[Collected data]
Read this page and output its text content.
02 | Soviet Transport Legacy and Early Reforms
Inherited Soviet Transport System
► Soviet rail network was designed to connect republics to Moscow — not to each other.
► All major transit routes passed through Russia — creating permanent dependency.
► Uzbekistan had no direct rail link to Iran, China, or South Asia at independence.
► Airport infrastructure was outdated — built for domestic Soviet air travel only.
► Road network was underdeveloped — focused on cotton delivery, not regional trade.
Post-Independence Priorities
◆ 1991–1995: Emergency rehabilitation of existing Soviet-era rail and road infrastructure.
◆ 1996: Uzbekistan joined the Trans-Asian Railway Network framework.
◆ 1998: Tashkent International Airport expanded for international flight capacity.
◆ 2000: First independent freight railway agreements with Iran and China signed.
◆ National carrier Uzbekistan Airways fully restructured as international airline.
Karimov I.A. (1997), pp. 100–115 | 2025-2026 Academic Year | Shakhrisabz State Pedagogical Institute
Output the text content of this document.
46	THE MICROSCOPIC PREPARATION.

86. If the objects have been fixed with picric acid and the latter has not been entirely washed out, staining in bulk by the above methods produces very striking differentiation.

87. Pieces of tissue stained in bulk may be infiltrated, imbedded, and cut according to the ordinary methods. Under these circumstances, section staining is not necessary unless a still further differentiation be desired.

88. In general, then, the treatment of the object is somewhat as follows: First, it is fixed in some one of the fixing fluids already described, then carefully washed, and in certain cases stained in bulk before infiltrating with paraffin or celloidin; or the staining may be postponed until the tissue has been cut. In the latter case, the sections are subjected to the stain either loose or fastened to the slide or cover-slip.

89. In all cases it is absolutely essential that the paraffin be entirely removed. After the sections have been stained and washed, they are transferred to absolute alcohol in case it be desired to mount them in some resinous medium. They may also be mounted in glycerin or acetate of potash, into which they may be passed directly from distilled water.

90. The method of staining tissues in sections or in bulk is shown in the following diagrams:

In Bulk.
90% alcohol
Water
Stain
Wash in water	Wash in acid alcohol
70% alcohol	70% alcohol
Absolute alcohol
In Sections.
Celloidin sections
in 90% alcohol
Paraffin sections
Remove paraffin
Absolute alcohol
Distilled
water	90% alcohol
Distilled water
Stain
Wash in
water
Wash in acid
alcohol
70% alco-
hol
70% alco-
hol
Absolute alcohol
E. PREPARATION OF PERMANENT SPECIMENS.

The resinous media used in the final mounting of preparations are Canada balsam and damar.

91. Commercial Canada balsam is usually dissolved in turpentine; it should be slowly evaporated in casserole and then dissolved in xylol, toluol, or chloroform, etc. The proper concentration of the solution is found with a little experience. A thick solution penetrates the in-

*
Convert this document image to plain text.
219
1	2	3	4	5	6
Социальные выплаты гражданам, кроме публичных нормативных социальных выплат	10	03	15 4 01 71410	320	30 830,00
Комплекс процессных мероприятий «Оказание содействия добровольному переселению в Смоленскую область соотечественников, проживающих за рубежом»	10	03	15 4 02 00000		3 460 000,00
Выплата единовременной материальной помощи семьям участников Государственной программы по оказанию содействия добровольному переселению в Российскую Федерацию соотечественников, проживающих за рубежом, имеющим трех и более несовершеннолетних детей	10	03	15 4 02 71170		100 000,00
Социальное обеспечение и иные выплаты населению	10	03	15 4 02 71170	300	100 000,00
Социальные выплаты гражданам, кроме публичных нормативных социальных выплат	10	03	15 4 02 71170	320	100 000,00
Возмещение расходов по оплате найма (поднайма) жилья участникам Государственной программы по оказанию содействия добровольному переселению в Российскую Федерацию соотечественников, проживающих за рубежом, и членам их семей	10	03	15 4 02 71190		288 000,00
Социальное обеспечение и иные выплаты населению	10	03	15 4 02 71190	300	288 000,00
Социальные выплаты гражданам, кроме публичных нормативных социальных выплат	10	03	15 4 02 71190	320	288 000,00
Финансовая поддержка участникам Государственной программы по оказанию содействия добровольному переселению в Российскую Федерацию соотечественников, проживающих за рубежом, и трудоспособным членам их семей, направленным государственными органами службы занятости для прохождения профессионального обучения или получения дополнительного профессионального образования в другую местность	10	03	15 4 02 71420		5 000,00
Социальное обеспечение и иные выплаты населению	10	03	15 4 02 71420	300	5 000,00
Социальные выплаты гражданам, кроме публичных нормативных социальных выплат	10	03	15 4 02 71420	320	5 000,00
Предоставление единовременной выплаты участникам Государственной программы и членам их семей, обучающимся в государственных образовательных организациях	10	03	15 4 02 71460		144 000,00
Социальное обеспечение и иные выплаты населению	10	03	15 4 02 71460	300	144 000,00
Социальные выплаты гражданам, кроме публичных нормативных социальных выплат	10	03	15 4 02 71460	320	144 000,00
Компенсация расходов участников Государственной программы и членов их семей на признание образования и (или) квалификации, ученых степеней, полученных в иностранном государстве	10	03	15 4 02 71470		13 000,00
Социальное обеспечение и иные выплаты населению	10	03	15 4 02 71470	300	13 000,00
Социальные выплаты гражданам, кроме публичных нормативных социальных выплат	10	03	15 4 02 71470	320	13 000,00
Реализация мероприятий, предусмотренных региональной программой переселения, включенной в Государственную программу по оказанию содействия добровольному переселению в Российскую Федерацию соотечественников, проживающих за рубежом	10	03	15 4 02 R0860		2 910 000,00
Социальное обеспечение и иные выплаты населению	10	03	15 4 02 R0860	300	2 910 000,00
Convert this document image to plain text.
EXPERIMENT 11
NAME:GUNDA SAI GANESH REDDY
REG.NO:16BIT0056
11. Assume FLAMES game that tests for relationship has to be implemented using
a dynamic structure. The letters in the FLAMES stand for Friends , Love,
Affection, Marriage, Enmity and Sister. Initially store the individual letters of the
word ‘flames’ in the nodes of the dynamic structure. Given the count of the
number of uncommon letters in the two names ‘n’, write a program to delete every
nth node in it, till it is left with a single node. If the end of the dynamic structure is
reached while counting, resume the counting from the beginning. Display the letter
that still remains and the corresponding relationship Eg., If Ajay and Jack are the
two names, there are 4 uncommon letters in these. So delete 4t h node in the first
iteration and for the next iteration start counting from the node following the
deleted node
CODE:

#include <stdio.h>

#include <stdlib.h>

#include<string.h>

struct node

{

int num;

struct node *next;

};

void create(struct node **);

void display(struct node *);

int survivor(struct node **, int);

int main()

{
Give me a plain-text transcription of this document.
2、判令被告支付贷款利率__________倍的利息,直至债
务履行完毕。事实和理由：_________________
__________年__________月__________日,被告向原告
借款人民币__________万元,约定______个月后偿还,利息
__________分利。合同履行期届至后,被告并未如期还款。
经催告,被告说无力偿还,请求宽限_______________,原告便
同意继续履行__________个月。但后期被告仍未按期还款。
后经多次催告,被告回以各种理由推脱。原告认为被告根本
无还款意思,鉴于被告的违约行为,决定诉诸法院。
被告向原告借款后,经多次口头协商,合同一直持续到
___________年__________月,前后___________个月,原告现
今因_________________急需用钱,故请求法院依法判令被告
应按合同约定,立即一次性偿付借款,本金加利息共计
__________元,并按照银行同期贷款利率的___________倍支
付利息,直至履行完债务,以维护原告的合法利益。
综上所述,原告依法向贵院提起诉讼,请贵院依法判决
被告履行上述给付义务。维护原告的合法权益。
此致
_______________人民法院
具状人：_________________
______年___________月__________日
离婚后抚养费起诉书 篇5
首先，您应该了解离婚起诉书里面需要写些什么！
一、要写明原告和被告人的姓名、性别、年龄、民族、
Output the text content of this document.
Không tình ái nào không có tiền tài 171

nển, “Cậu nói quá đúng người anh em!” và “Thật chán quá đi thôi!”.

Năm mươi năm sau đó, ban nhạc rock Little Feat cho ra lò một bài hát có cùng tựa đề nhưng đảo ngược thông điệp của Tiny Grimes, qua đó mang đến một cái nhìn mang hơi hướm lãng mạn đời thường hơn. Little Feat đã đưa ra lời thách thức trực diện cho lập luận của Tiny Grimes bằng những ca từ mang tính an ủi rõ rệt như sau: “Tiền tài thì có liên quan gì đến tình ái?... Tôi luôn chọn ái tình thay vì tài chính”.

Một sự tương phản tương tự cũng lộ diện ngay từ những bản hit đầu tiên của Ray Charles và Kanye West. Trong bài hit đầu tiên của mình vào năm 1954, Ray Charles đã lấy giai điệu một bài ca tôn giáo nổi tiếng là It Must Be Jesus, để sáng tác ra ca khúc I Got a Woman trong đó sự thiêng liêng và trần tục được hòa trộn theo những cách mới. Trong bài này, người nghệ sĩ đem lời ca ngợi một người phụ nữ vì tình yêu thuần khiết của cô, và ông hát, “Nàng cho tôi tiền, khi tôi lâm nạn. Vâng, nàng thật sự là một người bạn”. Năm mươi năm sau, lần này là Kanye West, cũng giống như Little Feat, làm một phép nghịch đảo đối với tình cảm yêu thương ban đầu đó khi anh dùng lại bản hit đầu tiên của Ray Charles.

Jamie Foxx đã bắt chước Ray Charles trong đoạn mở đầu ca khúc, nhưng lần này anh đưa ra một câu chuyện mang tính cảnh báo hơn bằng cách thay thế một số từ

Exercise prompt ▸
Go through the data and count each line that has the word "letters", then give the total alone.

Solved problem ▸
4